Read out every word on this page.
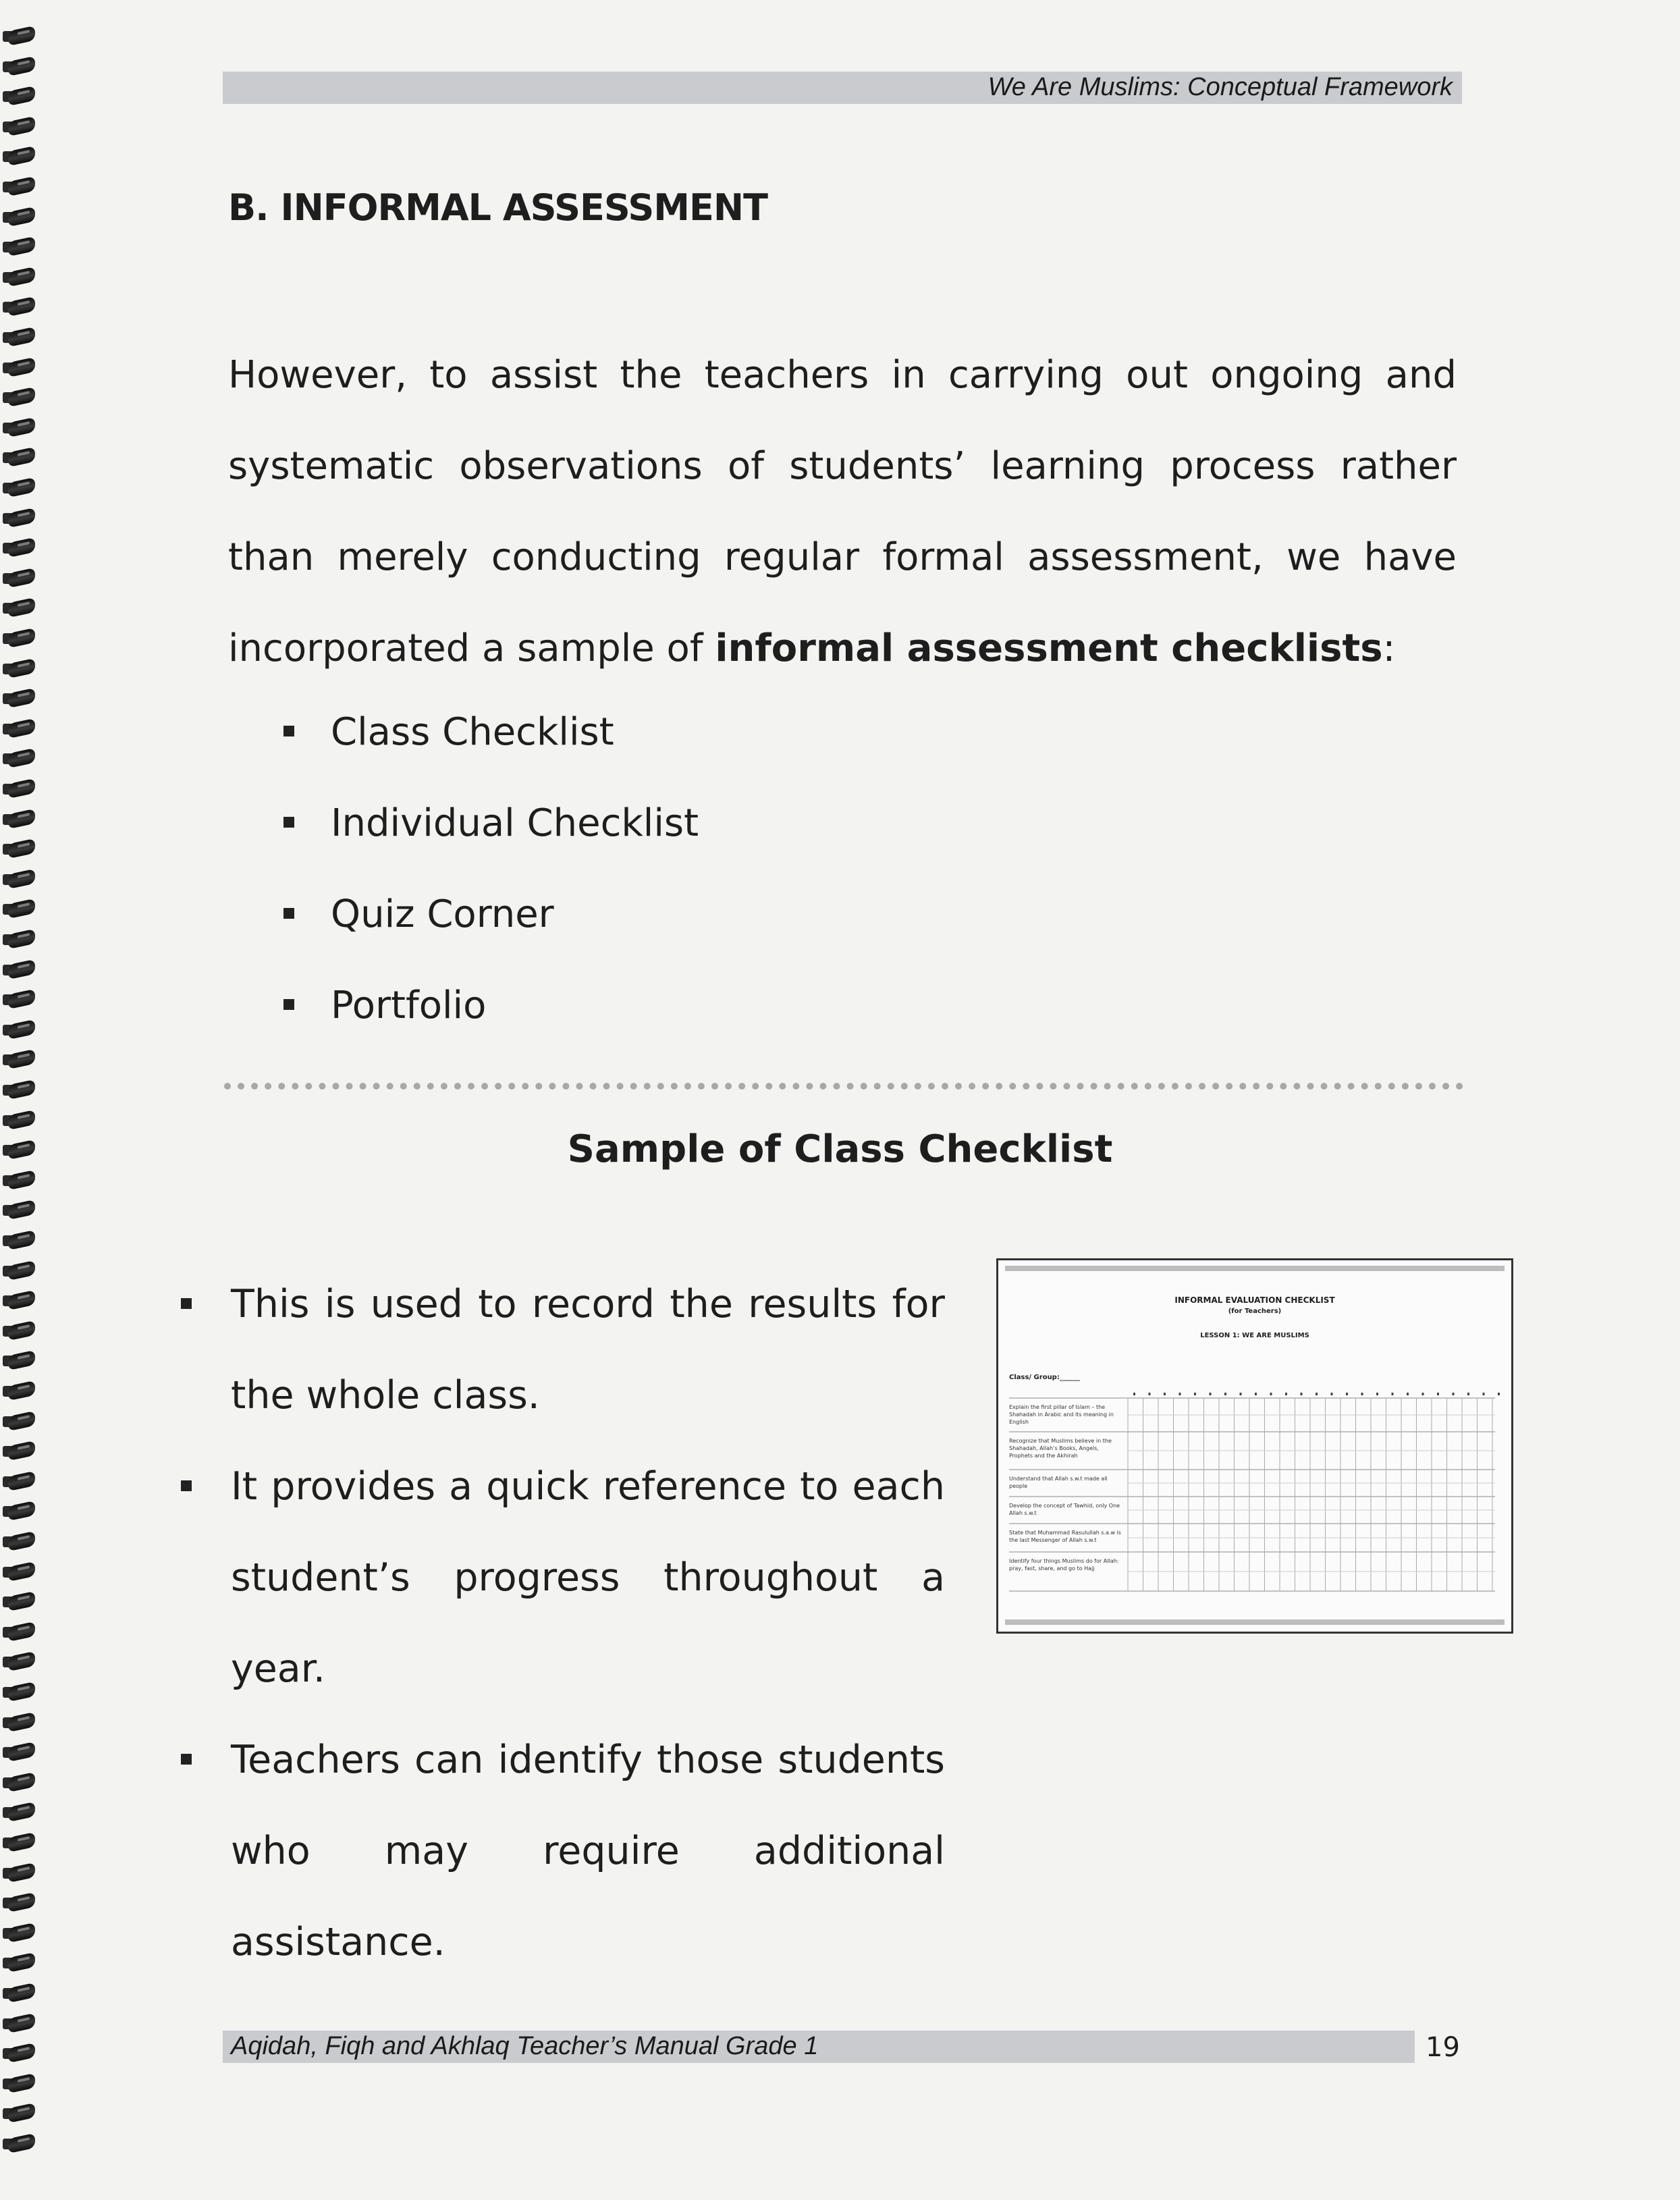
We Are Muslims: Conceptual Framework
B. INFORMAL ASSESSMENT
However, to assist the teachers in carrying out ongoing and systematic observations of students’ learning process rather than merely conducting regular formal assessment, we have incorporated a sample of informal assessment checklists:
Class Checklist
Individual Checklist
Quiz Corner
Portfolio
Sample of Class Checklist
This is used to record the results for the whole class.
It provides a quick reference to each student’s progress throughout a year.
Teachers can identify those students who may require additional assistance.
INFORMAL EVALUATION CHECKLIST
(for Teachers)
LESSON 1: WE ARE MUSLIMS
Class/ Group:______
Explain the first pillar of Islam – the Shahadah in Arabic and its meaning in English
Recognize that Muslims believe in the Shahadah, Allah’s Books, Angels, Prophets and the Akhirah
Understand that Allah s.w.t made all people
Develop the concept of Tawhid, only One Allah s.w.t
State that Muhammad Rasulullah s.a.w is the last Messenger of Allah s.w.t
Identify four things Muslims do for Allah: pray, fast, share, and go to Hajj
Aqidah, Fiqh and Akhlaq Teacher’s Manual Grade 1	19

^^^^

## WRITTEN PROBLEM
Return all lines containing "Shahadah".

## SOLUTION
Explain the first pillar of Islam – the Shahadah in Arabic and its meaning in English
Recognize that Muslims believe in the Shahadah, Allah’s Books, Angels, Prophets and the Akhirah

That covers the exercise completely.